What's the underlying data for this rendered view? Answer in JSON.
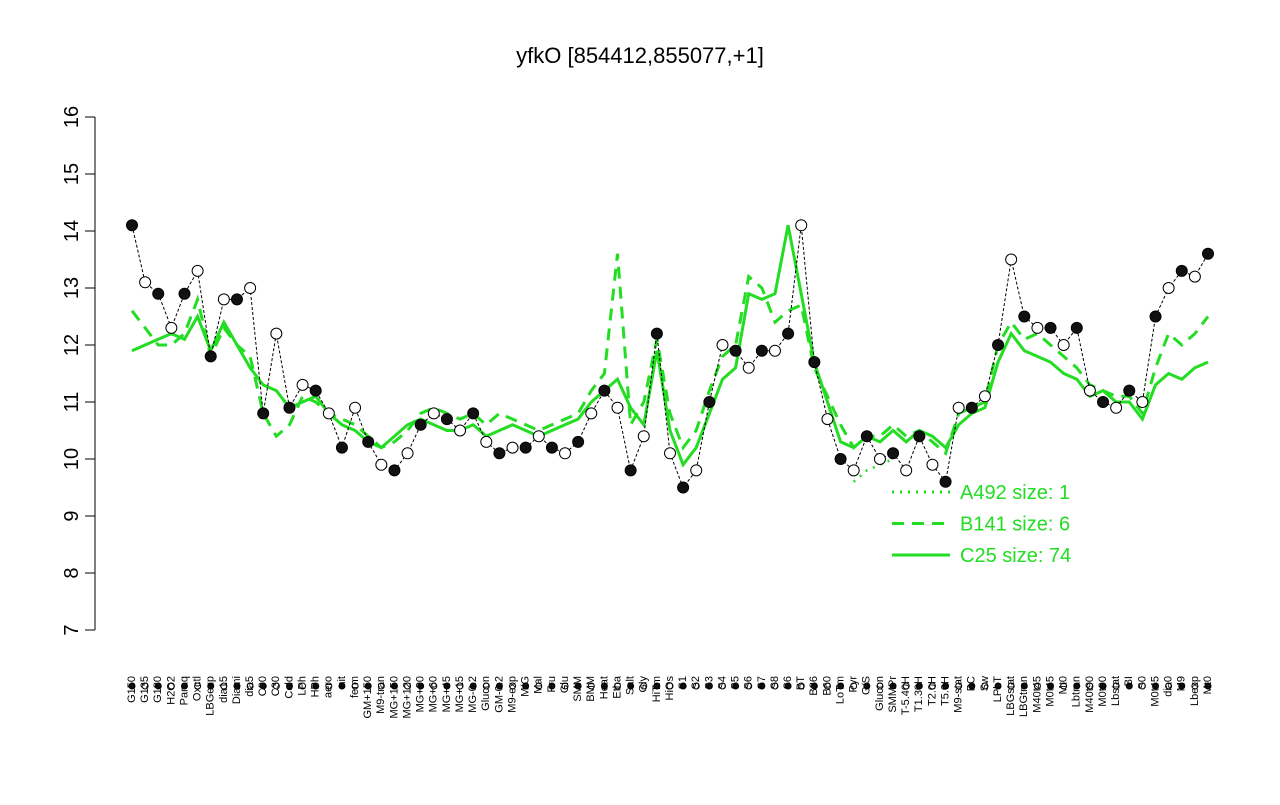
{
  "chart_data": {
    "type": "line",
    "title": "yfkO [854412,855077,+1]",
    "categories": [
      "G150",
      "G135",
      "G180",
      "H2O2",
      "Paraq",
      "Oxctl",
      "LBGexp",
      "dia15",
      "Diami",
      "dia5",
      "C90",
      "C30",
      "Cold",
      "LPh",
      "HPh",
      "aero",
      "nit",
      "ferm",
      "GM+150",
      "M9-tran",
      "MG+150",
      "MG+120",
      "MG+90",
      "MG+60",
      "MG+45",
      "MG+15",
      "MG-0.2",
      "Glucon",
      "GM-0.2",
      "M9-exp",
      "M/G",
      "Mal",
      "Fru",
      "Glu",
      "SMM",
      "BMM",
      "Heat",
      "Etha",
      "Salt",
      "Gly",
      "HiTm",
      "HiOs",
      "S1",
      "S2",
      "S3",
      "S4",
      "S5",
      "S6",
      "S7",
      "S8",
      "S6",
      "BT",
      "B36",
      "B60",
      "LoTm",
      "Pyr",
      "G/S",
      "Glucon",
      "SMMPr",
      "T-5.40H",
      "T1.30H",
      "T2.0H",
      "T5.0H",
      "M9-stat",
      "BC",
      "Sw",
      "LPhT",
      "LBGstat",
      "LBGtran",
      "M40t45",
      "M0t45",
      "Mt0",
      "Lbtran",
      "M40t90",
      "M0t90",
      "Lbstat",
      "BI",
      "S0",
      "M0t45",
      "dia0",
      "M9",
      "Lbexp",
      "Mt0"
    ],
    "values": [
      14.1,
      13.1,
      12.9,
      12.3,
      12.9,
      13.3,
      11.8,
      12.8,
      12.8,
      13.0,
      10.8,
      12.2,
      10.9,
      11.3,
      11.2,
      10.8,
      10.2,
      10.9,
      10.3,
      9.9,
      9.8,
      10.1,
      10.6,
      10.8,
      10.7,
      10.5,
      10.8,
      10.3,
      10.1,
      10.2,
      10.2,
      10.4,
      10.2,
      10.1,
      10.3,
      10.8,
      11.2,
      10.9,
      9.8,
      10.4,
      12.2,
      10.1,
      9.5,
      9.8,
      11.0,
      12.0,
      11.9,
      11.6,
      11.9,
      11.9,
      12.2,
      14.1,
      11.7,
      10.7,
      10.0,
      9.8,
      10.4,
      10.0,
      10.1,
      9.8,
      10.4,
      9.9,
      9.6,
      10.9,
      10.9,
      11.1,
      12.0,
      13.5,
      12.5,
      12.3,
      12.3,
      12.0,
      12.3,
      11.2,
      11.0,
      10.9,
      11.2,
      11.0,
      12.5,
      13.0,
      13.3,
      13.2,
      13.6
    ],
    "series": [
      {
        "name": "A492 size: 1",
        "color": "#22dd22",
        "style": "dotted",
        "values": [
          null,
          null,
          null,
          null,
          null,
          null,
          null,
          null,
          null,
          null,
          null,
          null,
          null,
          null,
          null,
          null,
          null,
          null,
          null,
          null,
          null,
          null,
          null,
          null,
          null,
          null,
          null,
          null,
          null,
          null,
          null,
          null,
          null,
          null,
          null,
          null,
          null,
          null,
          null,
          null,
          null,
          null,
          null,
          null,
          null,
          null,
          null,
          null,
          null,
          null,
          null,
          null,
          null,
          null,
          null,
          9.6,
          9.8,
          9.9,
          10.0,
          null,
          null,
          null,
          null,
          null,
          null,
          null,
          null,
          null,
          null,
          null,
          null,
          null,
          null,
          null,
          null,
          null,
          null,
          null,
          null,
          null,
          null,
          null,
          null
        ]
      },
      {
        "name": "B141 size: 6",
        "color": "#22dd22",
        "style": "dashed",
        "values": [
          12.6,
          12.3,
          12.0,
          12.0,
          12.2,
          12.8,
          11.8,
          12.3,
          12.0,
          11.8,
          10.8,
          10.4,
          10.6,
          11.1,
          11.0,
          10.8,
          10.7,
          10.6,
          10.4,
          10.2,
          10.3,
          10.5,
          10.8,
          10.9,
          10.8,
          10.7,
          10.8,
          10.6,
          10.8,
          10.7,
          10.6,
          10.5,
          10.6,
          10.7,
          10.8,
          11.2,
          11.5,
          13.6,
          10.6,
          11.0,
          12.1,
          10.8,
          10.2,
          10.5,
          11.2,
          11.8,
          12.0,
          13.2,
          13.0,
          12.4,
          12.6,
          12.7,
          11.6,
          11.1,
          10.6,
          10.2,
          10.4,
          10.4,
          10.6,
          10.4,
          10.5,
          10.3,
          10.1,
          10.8,
          10.9,
          11.0,
          12.0,
          12.4,
          12.1,
          12.2,
          12.0,
          11.8,
          11.6,
          11.3,
          11.2,
          11.1,
          11.1,
          10.8,
          11.6,
          12.2,
          12.0,
          12.2,
          12.5
        ]
      },
      {
        "name": "C25 size: 74",
        "color": "#22dd22",
        "style": "solid",
        "values": [
          11.9,
          12.0,
          12.1,
          12.2,
          12.1,
          12.5,
          11.9,
          12.4,
          12.0,
          11.6,
          11.3,
          11.2,
          10.9,
          11.0,
          11.1,
          10.8,
          10.6,
          10.5,
          10.3,
          10.2,
          10.4,
          10.6,
          10.7,
          10.6,
          10.5,
          10.5,
          10.6,
          10.4,
          10.5,
          10.6,
          10.5,
          10.4,
          10.5,
          10.6,
          10.7,
          11.0,
          11.2,
          11.4,
          10.9,
          10.6,
          11.9,
          10.5,
          9.9,
          10.2,
          10.8,
          11.4,
          11.6,
          12.9,
          12.8,
          12.9,
          14.1,
          12.9,
          11.7,
          11.0,
          10.3,
          10.2,
          10.4,
          10.3,
          10.5,
          10.3,
          10.5,
          10.4,
          10.2,
          10.6,
          10.8,
          10.9,
          11.7,
          12.2,
          11.9,
          11.8,
          11.7,
          11.5,
          11.4,
          11.1,
          11.2,
          11.0,
          11.0,
          10.7,
          11.3,
          11.5,
          11.4,
          11.6,
          11.7
        ]
      }
    ],
    "ylim": [
      7,
      16
    ],
    "yticks": [
      7,
      8,
      9,
      10,
      11,
      12,
      13,
      14,
      15,
      16
    ]
  }
}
═══
Give the material again exactly as it is, but keep the pictures out.

## The answer
What's the underlying data for this rendered view? Answer in JSON.
{
  "chart_data": {
    "type": "line",
    "title": "yfkO [854412,855077,+1]",
    "categories": [
      "G150",
      "G135",
      "G180",
      "H2O2",
      "Paraq",
      "Oxctl",
      "LBGexp",
      "dia15",
      "Diami",
      "dia5",
      "C90",
      "C30",
      "Cold",
      "LPh",
      "HPh",
      "aero",
      "nit",
      "ferm",
      "GM+150",
      "M9-tran",
      "MG+150",
      "MG+120",
      "MG+90",
      "MG+60",
      "MG+45",
      "MG+15",
      "MG-0.2",
      "Glucon",
      "GM-0.2",
      "M9-exp",
      "M/G",
      "Mal",
      "Fru",
      "Glu",
      "SMM",
      "BMM",
      "Heat",
      "Etha",
      "Salt",
      "Gly",
      "HiTm",
      "HiOs",
      "S1",
      "S2",
      "S3",
      "S4",
      "S5",
      "S6",
      "S7",
      "S8",
      "S6",
      "BT",
      "B36",
      "B60",
      "LoTm",
      "Pyr",
      "G/S",
      "Glucon",
      "SMMPr",
      "T-5.40H",
      "T1.30H",
      "T2.0H",
      "T5.0H",
      "M9-stat",
      "BC",
      "Sw",
      "LPhT",
      "LBGstat",
      "LBGtran",
      "M40t45",
      "M0t45",
      "Mt0",
      "Lbtran",
      "M40t90",
      "M0t90",
      "Lbstat",
      "BI",
      "S0",
      "M0t45",
      "dia0",
      "M9",
      "Lbexp",
      "Mt0"
    ],
    "values": [
      14.1,
      13.1,
      12.9,
      12.3,
      12.9,
      13.3,
      11.8,
      12.8,
      12.8,
      13.0,
      10.8,
      12.2,
      10.9,
      11.3,
      11.2,
      10.8,
      10.2,
      10.9,
      10.3,
      9.9,
      9.8,
      10.1,
      10.6,
      10.8,
      10.7,
      10.5,
      10.8,
      10.3,
      10.1,
      10.2,
      10.2,
      10.4,
      10.2,
      10.1,
      10.3,
      10.8,
      11.2,
      10.9,
      9.8,
      10.4,
      12.2,
      10.1,
      9.5,
      9.8,
      11.0,
      12.0,
      11.9,
      11.6,
      11.9,
      11.9,
      12.2,
      14.1,
      11.7,
      10.7,
      10.0,
      9.8,
      10.4,
      10.0,
      10.1,
      9.8,
      10.4,
      9.9,
      9.6,
      10.9,
      10.9,
      11.1,
      12.0,
      13.5,
      12.5,
      12.3,
      12.3,
      12.0,
      12.3,
      11.2,
      11.0,
      10.9,
      11.2,
      11.0,
      12.5,
      13.0,
      13.3,
      13.2,
      13.6
    ],
    "series": [
      {
        "name": "A492 size: 1",
        "color": "#22dd22",
        "style": "dotted",
        "values": [
          null,
          null,
          null,
          null,
          null,
          null,
          null,
          null,
          null,
          null,
          null,
          null,
          null,
          null,
          null,
          null,
          null,
          null,
          null,
          null,
          null,
          null,
          null,
          null,
          null,
          null,
          null,
          null,
          null,
          null,
          null,
          null,
          null,
          null,
          null,
          null,
          null,
          null,
          null,
          null,
          null,
          null,
          null,
          null,
          null,
          null,
          null,
          null,
          null,
          null,
          null,
          null,
          null,
          null,
          null,
          9.6,
          9.8,
          9.9,
          10.0,
          null,
          null,
          null,
          null,
          null,
          null,
          null,
          null,
          null,
          null,
          null,
          null,
          null,
          null,
          null,
          null,
          null,
          null,
          null,
          null,
          null,
          null,
          null,
          null
        ]
      },
      {
        "name": "B141 size: 6",
        "color": "#22dd22",
        "style": "dashed",
        "values": [
          12.6,
          12.3,
          12.0,
          12.0,
          12.2,
          12.8,
          11.8,
          12.3,
          12.0,
          11.8,
          10.8,
          10.4,
          10.6,
          11.1,
          11.0,
          10.8,
          10.7,
          10.6,
          10.4,
          10.2,
          10.3,
          10.5,
          10.8,
          10.9,
          10.8,
          10.7,
          10.8,
          10.6,
          10.8,
          10.7,
          10.6,
          10.5,
          10.6,
          10.7,
          10.8,
          11.2,
          11.5,
          13.6,
          10.6,
          11.0,
          12.1,
          10.8,
          10.2,
          10.5,
          11.2,
          11.8,
          12.0,
          13.2,
          13.0,
          12.4,
          12.6,
          12.7,
          11.6,
          11.1,
          10.6,
          10.2,
          10.4,
          10.4,
          10.6,
          10.4,
          10.5,
          10.3,
          10.1,
          10.8,
          10.9,
          11.0,
          12.0,
          12.4,
          12.1,
          12.2,
          12.0,
          11.8,
          11.6,
          11.3,
          11.2,
          11.1,
          11.1,
          10.8,
          11.6,
          12.2,
          12.0,
          12.2,
          12.5
        ]
      },
      {
        "name": "C25 size: 74",
        "color": "#22dd22",
        "style": "solid",
        "values": [
          11.9,
          12.0,
          12.1,
          12.2,
          12.1,
          12.5,
          11.9,
          12.4,
          12.0,
          11.6,
          11.3,
          11.2,
          10.9,
          11.0,
          11.1,
          10.8,
          10.6,
          10.5,
          10.3,
          10.2,
          10.4,
          10.6,
          10.7,
          10.6,
          10.5,
          10.5,
          10.6,
          10.4,
          10.5,
          10.6,
          10.5,
          10.4,
          10.5,
          10.6,
          10.7,
          11.0,
          11.2,
          11.4,
          10.9,
          10.6,
          11.9,
          10.5,
          9.9,
          10.2,
          10.8,
          11.4,
          11.6,
          12.9,
          12.8,
          12.9,
          14.1,
          12.9,
          11.7,
          11.0,
          10.3,
          10.2,
          10.4,
          10.3,
          10.5,
          10.3,
          10.5,
          10.4,
          10.2,
          10.6,
          10.8,
          10.9,
          11.7,
          12.2,
          11.9,
          11.8,
          11.7,
          11.5,
          11.4,
          11.1,
          11.2,
          11.0,
          11.0,
          10.7,
          11.3,
          11.5,
          11.4,
          11.6,
          11.7
        ]
      }
    ],
    "ylim": [
      7,
      16
    ],
    "yticks": [
      7,
      8,
      9,
      10,
      11,
      12,
      13,
      14,
      15,
      16
    ]
  }
}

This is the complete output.